» **WORK REQUIRED**: Exactly reproduce each line of the listing that follows.

» **GIVEN INFORMATION**:

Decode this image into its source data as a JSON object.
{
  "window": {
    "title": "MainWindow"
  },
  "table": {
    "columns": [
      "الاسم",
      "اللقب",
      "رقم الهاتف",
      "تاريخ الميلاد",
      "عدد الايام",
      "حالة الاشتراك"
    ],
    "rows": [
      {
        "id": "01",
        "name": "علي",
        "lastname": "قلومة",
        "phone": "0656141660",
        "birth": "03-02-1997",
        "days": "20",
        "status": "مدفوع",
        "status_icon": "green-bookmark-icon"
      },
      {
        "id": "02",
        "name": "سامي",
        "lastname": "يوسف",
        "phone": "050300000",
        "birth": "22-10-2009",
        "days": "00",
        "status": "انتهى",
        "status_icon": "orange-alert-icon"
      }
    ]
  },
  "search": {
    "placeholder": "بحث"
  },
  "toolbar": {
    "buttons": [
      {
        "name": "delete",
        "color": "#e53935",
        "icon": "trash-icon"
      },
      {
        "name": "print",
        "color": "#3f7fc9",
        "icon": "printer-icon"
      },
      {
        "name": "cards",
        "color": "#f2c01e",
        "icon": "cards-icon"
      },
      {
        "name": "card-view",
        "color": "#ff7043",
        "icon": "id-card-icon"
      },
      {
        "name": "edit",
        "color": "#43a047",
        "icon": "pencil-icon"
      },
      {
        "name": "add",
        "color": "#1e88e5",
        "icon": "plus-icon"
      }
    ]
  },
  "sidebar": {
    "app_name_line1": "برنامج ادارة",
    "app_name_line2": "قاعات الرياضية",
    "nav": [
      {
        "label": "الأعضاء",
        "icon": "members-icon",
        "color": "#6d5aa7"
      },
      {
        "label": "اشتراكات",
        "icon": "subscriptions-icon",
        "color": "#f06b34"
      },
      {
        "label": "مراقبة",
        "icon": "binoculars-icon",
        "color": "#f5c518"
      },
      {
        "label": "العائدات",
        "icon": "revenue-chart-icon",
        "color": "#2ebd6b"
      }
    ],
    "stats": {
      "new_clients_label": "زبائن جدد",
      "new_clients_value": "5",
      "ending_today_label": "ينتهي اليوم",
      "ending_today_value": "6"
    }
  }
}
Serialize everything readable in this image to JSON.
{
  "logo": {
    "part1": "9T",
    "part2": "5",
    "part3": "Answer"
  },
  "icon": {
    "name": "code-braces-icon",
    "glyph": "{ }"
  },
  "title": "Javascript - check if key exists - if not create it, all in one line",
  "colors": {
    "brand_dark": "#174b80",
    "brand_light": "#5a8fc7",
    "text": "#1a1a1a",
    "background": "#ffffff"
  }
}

» **IN RESPONSE**:
Decode this image into its source data as a JSON object.
{
  "window": {
    "title": "MainWindow"
  },
  "table": {
    "columns": [
      "الاسم",
      "اللقب",
      "رقم الهاتف",
      "تاريخ الميلاد",
      "عدد الايام",
      "حالة الاشتراك"
    ],
    "rows": [
      {
        "id": "01",
        "name": "علي",
        "lastname": "قلومة",
        "phone": "0656141660",
        "birth": "03-02-1997",
        "days": "20",
        "status": "مدفوع",
        "status_icon": "green-bookmark-icon"
      },
      {
        "id": "02",
        "name": "سامي",
        "lastname": "يوسف",
        "phone": "050300000",
        "birth": "22-10-2009",
        "days": "00",
        "status": "انتهى",
        "status_icon": "orange-alert-icon"
      }
    ]
  },
  "search": {
    "placeholder": "بحث"
  },
  "toolbar": {
    "buttons": [
      {
        "name": "delete",
        "color": "#e53935",
        "icon": "trash-icon"
      },
      {
        "name": "print",
        "color": "#3f7fc9",
        "icon": "printer-icon"
      },
      {
        "name": "cards",
        "color": "#f2c01e",
        "icon": "cards-icon"
      },
      {
        "name": "card-view",
        "color": "#ff7043",
        "icon": "id-card-icon"
      },
      {
        "name": "edit",
        "color": "#43a047",
        "icon": "pencil-icon"
      },
      {
        "name": "add",
        "color": "#1e88e5",
        "icon": "plus-icon"
      }
    ]
  },
  "sidebar": {
    "app_name_line1": "برنامج ادارة",
    "app_name_line2": "قاعات الرياضية",
    "nav": [
      {
        "label": "الأعضاء",
        "icon": "members-icon",
        "color": "#6d5aa7"
      },
      {
        "label": "اشتراكات",
        "icon": "subscriptions-icon",
        "color": "#f06b34"
      },
      {
        "label": "مراقبة",
        "icon": "binoculars-icon",
        "color": "#f5c518"
      },
      {
        "label": "العائدات",
        "icon": "revenue-chart-icon",
        "color": "#2ebd6b"
      }
    ],
    "stats": {
      "new_clients_label": "زبائن جدد",
      "new_clients_value": "5",
      "ending_today_label": "ينتهي اليوم",
      "ending_today_value": "6"
    }
  }
}
Serialize everything readable in this image to JSON.
{
  "logo": {
    "part1": "9T",
    "part2": "5",
    "part3": "Answer"
  },
  "icon": {
    "name": "code-braces-icon",
    "glyph": "{ }"
  },
  "title": "Javascript - check if key exists - if not create it, all in one line",
  "colors": {
    "brand_dark": "#174b80",
    "brand_light": "#5a8fc7",
    "text": "#1a1a1a",
    "background": "#ffffff"
  }
}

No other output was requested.